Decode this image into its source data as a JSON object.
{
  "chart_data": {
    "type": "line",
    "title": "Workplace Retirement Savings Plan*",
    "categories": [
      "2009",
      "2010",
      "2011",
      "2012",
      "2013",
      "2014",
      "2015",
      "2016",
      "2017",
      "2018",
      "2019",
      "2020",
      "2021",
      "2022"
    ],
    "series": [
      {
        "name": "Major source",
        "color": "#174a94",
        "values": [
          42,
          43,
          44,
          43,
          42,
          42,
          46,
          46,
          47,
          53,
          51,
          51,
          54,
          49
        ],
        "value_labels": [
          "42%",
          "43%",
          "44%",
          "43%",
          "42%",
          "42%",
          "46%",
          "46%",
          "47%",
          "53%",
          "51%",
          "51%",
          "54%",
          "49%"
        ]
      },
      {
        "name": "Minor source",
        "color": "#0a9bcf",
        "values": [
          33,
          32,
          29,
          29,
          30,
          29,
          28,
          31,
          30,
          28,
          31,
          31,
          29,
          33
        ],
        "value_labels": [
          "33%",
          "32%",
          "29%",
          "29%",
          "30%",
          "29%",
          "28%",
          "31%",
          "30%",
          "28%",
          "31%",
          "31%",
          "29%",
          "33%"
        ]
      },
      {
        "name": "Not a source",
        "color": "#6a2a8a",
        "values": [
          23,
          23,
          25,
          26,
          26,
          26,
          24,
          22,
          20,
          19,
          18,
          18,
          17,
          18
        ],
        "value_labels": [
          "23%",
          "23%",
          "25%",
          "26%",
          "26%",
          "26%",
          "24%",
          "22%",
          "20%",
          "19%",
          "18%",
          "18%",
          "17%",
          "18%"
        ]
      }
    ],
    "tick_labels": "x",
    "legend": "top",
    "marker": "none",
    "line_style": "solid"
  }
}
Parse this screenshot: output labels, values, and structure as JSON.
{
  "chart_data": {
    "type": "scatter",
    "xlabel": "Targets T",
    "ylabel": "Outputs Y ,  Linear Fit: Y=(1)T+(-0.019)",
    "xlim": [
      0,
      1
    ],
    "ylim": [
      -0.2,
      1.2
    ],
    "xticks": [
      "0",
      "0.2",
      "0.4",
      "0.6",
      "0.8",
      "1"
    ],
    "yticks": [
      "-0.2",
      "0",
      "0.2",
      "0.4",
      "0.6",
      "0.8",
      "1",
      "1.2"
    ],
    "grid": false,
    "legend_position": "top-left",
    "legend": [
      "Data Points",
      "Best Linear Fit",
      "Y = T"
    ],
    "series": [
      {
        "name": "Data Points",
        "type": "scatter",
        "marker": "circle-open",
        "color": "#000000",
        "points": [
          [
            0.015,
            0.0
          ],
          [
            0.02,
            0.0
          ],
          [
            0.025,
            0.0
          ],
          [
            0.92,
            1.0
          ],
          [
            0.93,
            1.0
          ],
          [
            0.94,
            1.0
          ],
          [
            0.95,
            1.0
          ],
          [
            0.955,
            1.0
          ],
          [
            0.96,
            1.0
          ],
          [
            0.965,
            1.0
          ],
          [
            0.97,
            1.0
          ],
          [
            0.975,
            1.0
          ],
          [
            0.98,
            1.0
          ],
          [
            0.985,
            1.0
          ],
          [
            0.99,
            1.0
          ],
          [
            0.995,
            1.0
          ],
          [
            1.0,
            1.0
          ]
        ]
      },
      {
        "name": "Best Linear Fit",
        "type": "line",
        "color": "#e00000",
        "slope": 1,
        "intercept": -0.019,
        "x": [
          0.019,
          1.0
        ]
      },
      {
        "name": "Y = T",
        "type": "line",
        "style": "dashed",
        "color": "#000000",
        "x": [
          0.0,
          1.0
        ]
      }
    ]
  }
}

» **EXERCISE DETAILS**
From the listing above, copy every line that includes the word "JSON".

» **SOLUTION FOR THIS TASK**
Decode this image into its source data as a JSON object.
Parse this screenshot: output labels, values, and structure as JSON.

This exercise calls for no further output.